---- LISTED ENTRIES

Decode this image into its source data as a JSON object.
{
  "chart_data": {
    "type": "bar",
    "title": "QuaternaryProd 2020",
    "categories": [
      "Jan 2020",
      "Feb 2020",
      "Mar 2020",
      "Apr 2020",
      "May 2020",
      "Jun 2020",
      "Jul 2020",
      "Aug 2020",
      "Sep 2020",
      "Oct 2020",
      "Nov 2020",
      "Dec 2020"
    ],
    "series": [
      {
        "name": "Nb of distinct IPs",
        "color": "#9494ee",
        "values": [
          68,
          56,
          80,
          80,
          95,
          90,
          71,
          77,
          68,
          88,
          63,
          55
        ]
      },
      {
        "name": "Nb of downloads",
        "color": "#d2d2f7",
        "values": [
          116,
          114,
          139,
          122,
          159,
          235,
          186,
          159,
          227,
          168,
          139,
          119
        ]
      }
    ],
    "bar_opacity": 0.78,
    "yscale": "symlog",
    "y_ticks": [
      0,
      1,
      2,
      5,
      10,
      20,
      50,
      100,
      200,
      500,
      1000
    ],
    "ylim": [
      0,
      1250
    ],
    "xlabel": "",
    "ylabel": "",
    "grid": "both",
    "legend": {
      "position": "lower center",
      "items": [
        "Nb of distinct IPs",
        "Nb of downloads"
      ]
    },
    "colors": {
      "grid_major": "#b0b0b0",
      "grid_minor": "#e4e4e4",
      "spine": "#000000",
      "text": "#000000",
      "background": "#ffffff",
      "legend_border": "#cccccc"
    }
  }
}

--------

_EXERCISE PROMPT_:
Reproduce the material above exactly; please quote every line of it.

_TASK ANSWER_:
Decode this image into its source data as a JSON object.
{
  "chart_data": {
    "type": "bar",
    "title": "QuaternaryProd 2020",
    "categories": [
      "Jan 2020",
      "Feb 2020",
      "Mar 2020",
      "Apr 2020",
      "May 2020",
      "Jun 2020",
      "Jul 2020",
      "Aug 2020",
      "Sep 2020",
      "Oct 2020",
      "Nov 2020",
      "Dec 2020"
    ],
    "series": [
      {
        "name": "Nb of distinct IPs",
        "color": "#9494ee",
        "values": [
          68,
          56,
          80,
          80,
          95,
          90,
          71,
          77,
          68,
          88,
          63,
          55
        ]
      },
      {
        "name": "Nb of downloads",
        "color": "#d2d2f7",
        "values": [
          116,
          114,
          139,
          122,
          159,
          235,
          186,
          159,
          227,
          168,
          139,
          119
        ]
      }
    ],
    "bar_opacity": 0.78,
    "yscale": "symlog",
    "y_ticks": [
      0,
      1,
      2,
      5,
      10,
      20,
      50,
      100,
      200,
      500,
      1000
    ],
    "ylim": [
      0,
      1250
    ],
    "xlabel": "",
    "ylabel": "",
    "grid": "both",
    "legend": {
      "position": "lower center",
      "items": [
        "Nb of distinct IPs",
        "Nb of downloads"
      ]
    },
    "colors": {
      "grid_major": "#b0b0b0",
      "grid_minor": "#e4e4e4",
      "spine": "#000000",
      "text": "#000000",
      "background": "#ffffff",
      "legend_border": "#cccccc"
    }
  }
}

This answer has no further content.